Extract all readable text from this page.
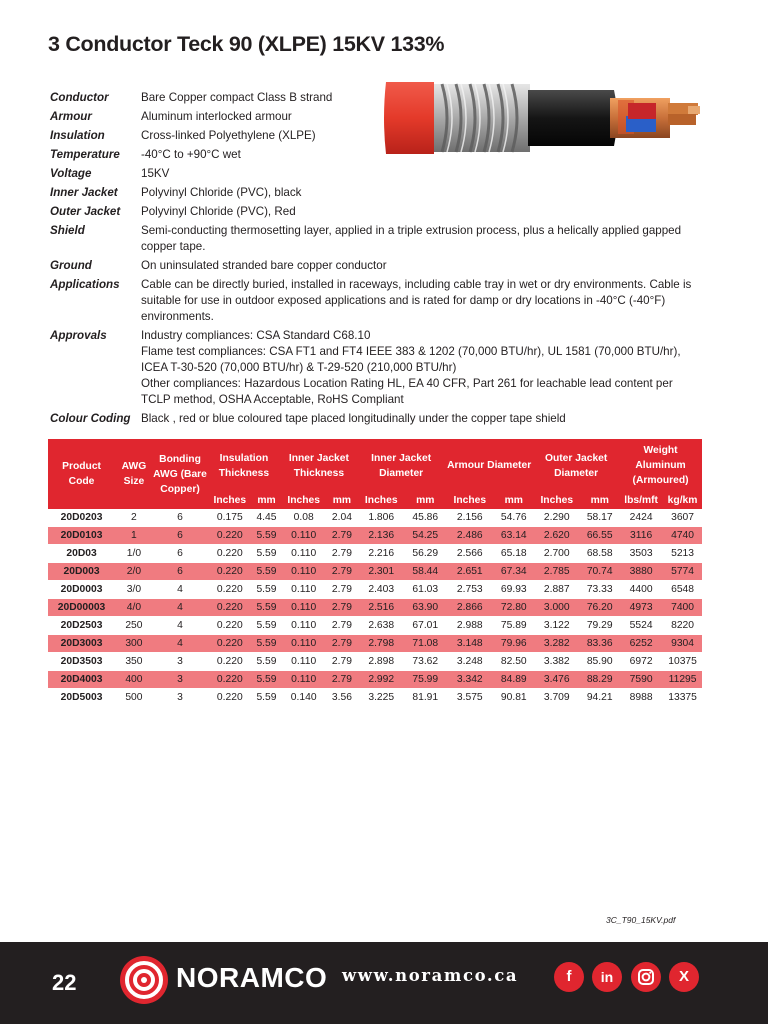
3 Conductor Teck 90 (XLPE) 15KV 133%
Conductor	Bare Copper compact Class B strand
Armour	Aluminum interlocked armour
Insulation	Cross-linked Polyethylene (XLPE)
Temperature	-40°C to +90°C wet
Voltage	15KV
Inner Jacket	Polyvinyl Chloride (PVC), black
Outer Jacket	Polyvinyl Chloride (PVC), Red
Shield	Semi-conducting thermosetting layer, applied in a triple extrusion process, plus a helically applied gapped copper tape.
Ground	On uninsulated stranded bare copper conductor
Applications	Cable can be directly buried, installed in raceways, including cable tray in wet or dry environments. Cable is suitable for use in outdoor exposed applications and is rated for damp or dry locations in -40°C (-40°F) environments.
Approvals	Industry compliances: CSA Standard C68.10
Flame test compliances: CSA FT1 and FT4 IEEE 383 & 1202 (70,000 BTU/hr), UL 1581 (70,000 BTU/hr), ICEA T-30-520 (70,000 BTU/hr) & T-29-520 (210,000 BTU/hr)
Other compliances: Hazardous Location Rating HL, EA 40 CFR, Part 261 for leachable lead content per TCLP method, OSHA Acceptable, RoHS Compliant
Colour Coding Black , red or blue coloured tape placed longitudinally under the copper tape shield
Product Code	AWG Size	Bonding AWG (Bare Copper)	Insulation Thickness		Inner Jacket Thickness		Inner Jacket Diameter		Armour Diameter		Outer Jacket Diameter		Weight Aluminum (Armoured)	
			Inches	mm	Inches	mm	Inches	mm	Inches	mm	Inches	mm	lbs/mft	kg/km
20D0203	2	6	0.175	4.45	0.08	2.04	1.806	45.86	2.156	54.76	2.290	58.17	2424	3607
20D0103	1	6	0.220	5.59	0.110	2.79	2.136	54.25	2.486	63.14	2.620	66.55	3116	4740
20D03	1/0	6	0.220	5.59	0.110	2.79	2.216	56.29	2.566	65.18	2.700	68.58	3503	5213
20D003	2/0	6	0.220	5.59	0.110	2.79	2.301	58.44	2.651	67.34	2.785	70.74	3880	5774
20D0003	3/0	4	0.220	5.59	0.110	2.79	2.403	61.03	2.753	69.93	2.887	73.33	4400	6548
20D00003	4/0	4	0.220	5.59	0.110	2.79	2.516	63.90	2.866	72.80	3.000	76.20	4973	7400
20D2503	250	4	0.220	5.59	0.110	2.79	2.638	67.01	2.988	75.89	3.122	79.29	5524	8220
20D3003	300	4	0.220	5.59	0.110	2.79	2.798	71.08	3.148	79.96	3.282	83.36	6252	9304
20D3503	350	3	0.220	5.59	0.110	2.79	2.898	73.62	3.248	82.50	3.382	85.90	6972	10375
20D4003	400	3	0.220	5.59	0.110	2.79	2.992	75.99	3.342	84.89	3.476	88.29	7590	11295
20D5003	500	3	0.220	5.59	0.140	3.56	3.225	81.91	3.575	90.81	3.709	94.21	8988	13375
3C_T90_15KV.pdf
22	NORAMCO www.noramco.ca	f	in	X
--------------------------------
Locate the lines above that contain "Polyvinyl" and copy them.

> [The answer]:
Inner Jacket	Polyvinyl Chloride (PVC), black
Outer Jacket	Polyvinyl Chloride (PVC), Red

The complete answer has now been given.